[Stored entries]
§

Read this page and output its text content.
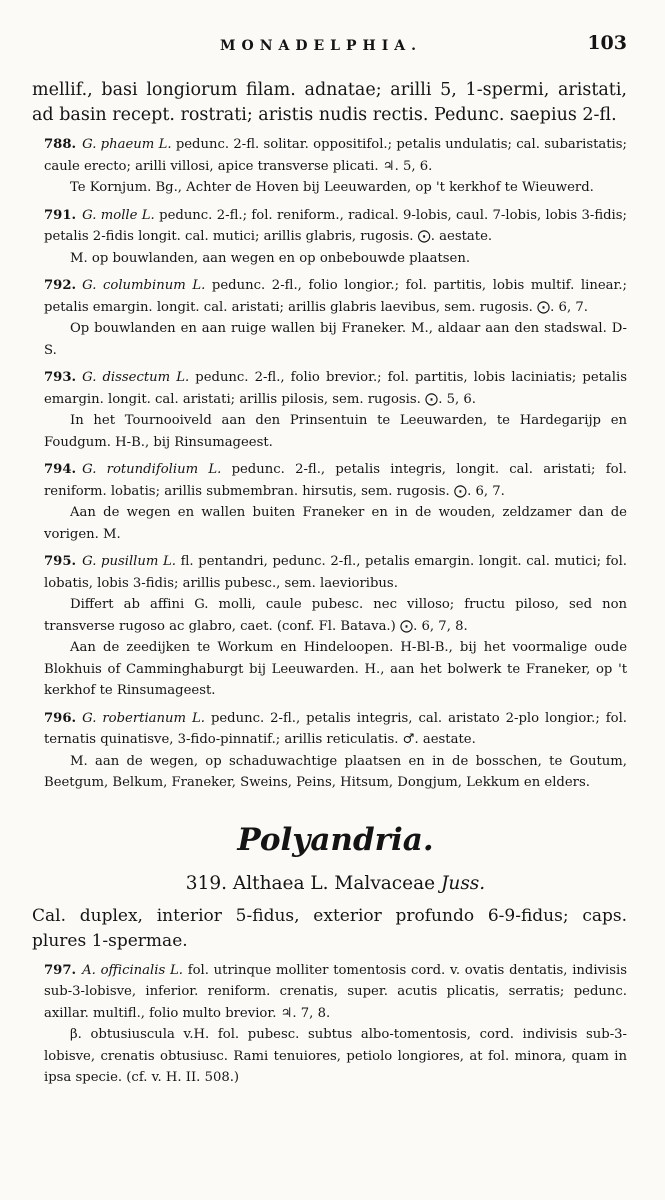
MONADELPHIA.	103

mellif., basi longiorum filam. adnatae; arilli 5, 1-spermi, aristati, ad basin recept. rostrati; aristis nudis rectis. Pedunc. saepius 2-fl.

788. G. phaeum L. pedunc. 2-fl. solitar. oppositifol.; petalis undulatis; cal. subaristatis; caule erecto; arilli villosi, apice transverse plicati. ♃. 5, 6.

Te Kornjum. Bg., Achter de Hoven bij Leeuwarden, op 't kerkhof te Wieuwerd.

791. G. molle L. pedunc. 2-fl.; fol. reniform., radical. 9-lobis, caul. 7-lobis, lobis 3-fidis; petalis 2-fidis longit. cal. mutici; arillis glabris, rugosis. ⨀. aestate.

M. op bouwlanden, aan wegen en op onbebouwde plaatsen.

792. G. columbinum L. pedunc. 2-fl., folio longior.; fol. partitis, lobis multif. linear.; petalis emargin. longit. cal. aristati; arillis glabris laevibus, sem. rugosis. ⨀. 6, 7.

Op bouwlanden en aan ruige wallen bij Franeker. M., aldaar aan den stadswal. D-S.

793. G. dissectum L. pedunc. 2-fl., folio brevior.; fol. partitis, lobis laciniatis; petalis emargin. longit. cal. aristati; arillis pilosis, sem. rugosis. ⨀. 5, 6.

In het Tournooiveld aan den Prinsentuin te Leeuwarden, te Hardegarijp en Foudgum. H-B., bij Rinsumageest.

794. G. rotundifolium L. pedunc. 2-fl., petalis integris, longit. cal. aristati; fol. reniform. lobatis; arillis submembran. hirsutis, sem. rugosis. ⨀. 6, 7.

Aan de wegen en wallen buiten Franeker en in de wouden, zeldzamer dan de vorigen. M.

795. G. pusillum L. fl. pentandri, pedunc. 2-fl., petalis emargin. longit. cal. mutici; fol. lobatis, lobis 3-fidis; arillis pubesc., sem. laevioribus.

Differt ab affini G. molli, caule pubesc. nec villoso; fructu piloso, sed non transverse rugoso ac glabro, caet. (conf. Fl. Batava.) ⨀. 6, 7, 8.

Aan de zeedijken te Workum en Hindeloopen. H-Bl-B., bij het voormalige oude Blokhuis of Camminghaburgt bij Leeuwarden. H., aan het bolwerk te Franeker, op 't kerkhof te Rinsumageest.

796. G. robertianum L. pedunc. 2-fl., petalis integris, cal. aristato 2-plo longior.; fol. ternatis quinatisve, 3-fido-pinnatif.; arillis reticulatis. ♂. aestate.

M. aan de wegen, op schaduwachtige plaatsen en in de bosschen, te Goutum, Beetgum, Belkum, Franeker, Sweins, Peins, Hitsum, Dongjum, Lekkum en elders.

Polyandria.
319. Althaea L. Malvaceae Juss.

Cal. duplex, interior 5-fidus, exterior profundo 6-9-fidus; caps. plures 1-spermae.

797. A. officinalis L. fol. utrinque molliter tomentosis cord. v. ovatis dentatis, indivisis sub-3-lobisve, inferior. reniform. crenatis, super. acutis plicatis, serratis; pedunc. axillar. multifl., folio multo brevior. ♃. 7, 8.

β. obtusiuscula v.H. fol. pubesc. subtus albo-tomentosis, cord. indivisis sub-3-lobisve, crenatis obtusiusc. Rami tenuiores, petiolo longiores, at fol. minora, quam in ipsa specie. (cf. v. H. II. 508.)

§

* Problem requirements
Using the listing, collect all lines in which the string "glabris" is found.

* Correct output
791. G. molle L. pedunc. 2-fl.; fol. reniform., radical. 9-lobis, caul. 7-lobis, lobis 3-fidis; petalis 2-fidis longit. cal. mutici; arillis glabris, rugosis. ⨀. aestate.
792. G. columbinum L. pedunc. 2-fl., folio longior.; fol. partitis, lobis multif. linear.; petalis emargin. longit. cal. aristati; arillis glabris laevibus, sem. rugosis. ⨀. 6, 7.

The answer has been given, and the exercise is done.